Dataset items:

###

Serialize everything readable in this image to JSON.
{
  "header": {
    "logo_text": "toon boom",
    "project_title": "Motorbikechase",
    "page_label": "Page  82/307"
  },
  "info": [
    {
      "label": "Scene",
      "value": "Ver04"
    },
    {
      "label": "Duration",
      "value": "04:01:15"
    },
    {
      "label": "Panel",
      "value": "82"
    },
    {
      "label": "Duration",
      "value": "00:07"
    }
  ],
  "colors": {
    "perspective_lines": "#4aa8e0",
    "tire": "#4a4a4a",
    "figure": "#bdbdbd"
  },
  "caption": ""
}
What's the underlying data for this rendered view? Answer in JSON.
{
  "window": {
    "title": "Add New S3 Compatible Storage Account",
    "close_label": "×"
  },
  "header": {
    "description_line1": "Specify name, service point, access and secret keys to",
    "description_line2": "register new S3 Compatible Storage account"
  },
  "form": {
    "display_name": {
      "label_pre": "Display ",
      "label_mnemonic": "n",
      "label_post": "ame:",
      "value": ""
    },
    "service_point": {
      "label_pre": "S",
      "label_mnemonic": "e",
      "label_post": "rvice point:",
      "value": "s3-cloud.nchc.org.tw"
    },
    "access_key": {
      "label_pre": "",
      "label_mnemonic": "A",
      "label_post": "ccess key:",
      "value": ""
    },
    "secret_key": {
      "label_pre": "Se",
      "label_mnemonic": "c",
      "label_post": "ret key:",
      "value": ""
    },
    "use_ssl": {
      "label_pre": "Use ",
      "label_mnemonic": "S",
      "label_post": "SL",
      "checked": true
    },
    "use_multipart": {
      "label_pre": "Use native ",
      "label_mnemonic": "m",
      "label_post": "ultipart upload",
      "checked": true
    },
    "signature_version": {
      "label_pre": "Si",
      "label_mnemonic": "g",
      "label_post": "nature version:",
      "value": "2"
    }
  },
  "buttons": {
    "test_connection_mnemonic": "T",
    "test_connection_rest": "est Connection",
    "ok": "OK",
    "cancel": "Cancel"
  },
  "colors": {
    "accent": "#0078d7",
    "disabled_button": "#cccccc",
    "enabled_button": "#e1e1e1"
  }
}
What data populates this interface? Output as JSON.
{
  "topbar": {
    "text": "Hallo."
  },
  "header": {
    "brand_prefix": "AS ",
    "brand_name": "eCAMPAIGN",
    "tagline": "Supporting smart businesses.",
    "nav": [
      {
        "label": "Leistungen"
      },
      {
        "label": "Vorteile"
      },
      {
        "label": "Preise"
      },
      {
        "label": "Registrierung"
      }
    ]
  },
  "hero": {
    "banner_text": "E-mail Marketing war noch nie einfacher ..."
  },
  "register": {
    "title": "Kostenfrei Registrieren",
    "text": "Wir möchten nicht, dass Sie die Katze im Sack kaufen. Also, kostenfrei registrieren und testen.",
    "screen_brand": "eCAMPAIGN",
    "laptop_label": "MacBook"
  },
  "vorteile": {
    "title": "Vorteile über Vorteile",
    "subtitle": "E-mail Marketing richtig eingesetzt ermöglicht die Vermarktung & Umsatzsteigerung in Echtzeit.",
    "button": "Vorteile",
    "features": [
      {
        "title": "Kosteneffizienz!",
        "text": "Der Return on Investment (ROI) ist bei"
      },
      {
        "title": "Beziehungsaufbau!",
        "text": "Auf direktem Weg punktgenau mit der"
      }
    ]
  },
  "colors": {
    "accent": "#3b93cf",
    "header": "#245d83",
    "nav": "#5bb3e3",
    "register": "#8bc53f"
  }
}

###

Task directions: How many lines of the records contain the string "register"? Respond with the number alone.

The answer: 3